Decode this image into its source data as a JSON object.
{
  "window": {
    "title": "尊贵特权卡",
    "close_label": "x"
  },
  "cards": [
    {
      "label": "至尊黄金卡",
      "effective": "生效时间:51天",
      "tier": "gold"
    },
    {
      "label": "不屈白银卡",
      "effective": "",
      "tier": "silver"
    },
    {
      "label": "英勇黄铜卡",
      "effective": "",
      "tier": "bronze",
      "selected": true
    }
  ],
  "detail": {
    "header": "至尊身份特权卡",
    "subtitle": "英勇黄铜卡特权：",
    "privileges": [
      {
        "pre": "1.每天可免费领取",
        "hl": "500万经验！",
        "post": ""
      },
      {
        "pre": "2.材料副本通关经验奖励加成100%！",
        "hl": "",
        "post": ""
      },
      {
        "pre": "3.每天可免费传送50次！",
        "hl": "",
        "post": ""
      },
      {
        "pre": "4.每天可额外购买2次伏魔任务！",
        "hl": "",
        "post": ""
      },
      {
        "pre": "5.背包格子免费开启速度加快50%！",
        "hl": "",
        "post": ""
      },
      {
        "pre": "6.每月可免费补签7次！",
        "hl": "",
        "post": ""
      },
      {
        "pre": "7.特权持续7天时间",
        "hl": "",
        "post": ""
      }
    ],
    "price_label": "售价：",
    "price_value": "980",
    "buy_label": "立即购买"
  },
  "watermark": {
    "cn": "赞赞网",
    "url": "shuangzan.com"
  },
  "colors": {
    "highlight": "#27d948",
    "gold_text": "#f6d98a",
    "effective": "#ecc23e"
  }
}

◆ **Objective**:
Please restate the data word for word, every record included.

◆ **Correct response**:
Decode this image into its source data as a JSON object.
{
  "window": {
    "title": "尊贵特权卡",
    "close_label": "x"
  },
  "cards": [
    {
      "label": "至尊黄金卡",
      "effective": "生效时间:51天",
      "tier": "gold"
    },
    {
      "label": "不屈白银卡",
      "effective": "",
      "tier": "silver"
    },
    {
      "label": "英勇黄铜卡",
      "effective": "",
      "tier": "bronze",
      "selected": true
    }
  ],
  "detail": {
    "header": "至尊身份特权卡",
    "subtitle": "英勇黄铜卡特权：",
    "privileges": [
      {
        "pre": "1.每天可免费领取",
        "hl": "500万经验！",
        "post": ""
      },
      {
        "pre": "2.材料副本通关经验奖励加成100%！",
        "hl": "",
        "post": ""
      },
      {
        "pre": "3.每天可免费传送50次！",
        "hl": "",
        "post": ""
      },
      {
        "pre": "4.每天可额外购买2次伏魔任务！",
        "hl": "",
        "post": ""
      },
      {
        "pre": "5.背包格子免费开启速度加快50%！",
        "hl": "",
        "post": ""
      },
      {
        "pre": "6.每月可免费补签7次！",
        "hl": "",
        "post": ""
      },
      {
        "pre": "7.特权持续7天时间",
        "hl": "",
        "post": ""
      }
    ],
    "price_label": "售价：",
    "price_value": "980",
    "buy_label": "立即购买"
  },
  "watermark": {
    "cn": "赞赞网",
    "url": "shuangzan.com"
  },
  "colors": {
    "highlight": "#27d948",
    "gold_text": "#f6d98a",
    "effective": "#ecc23e"
  }
}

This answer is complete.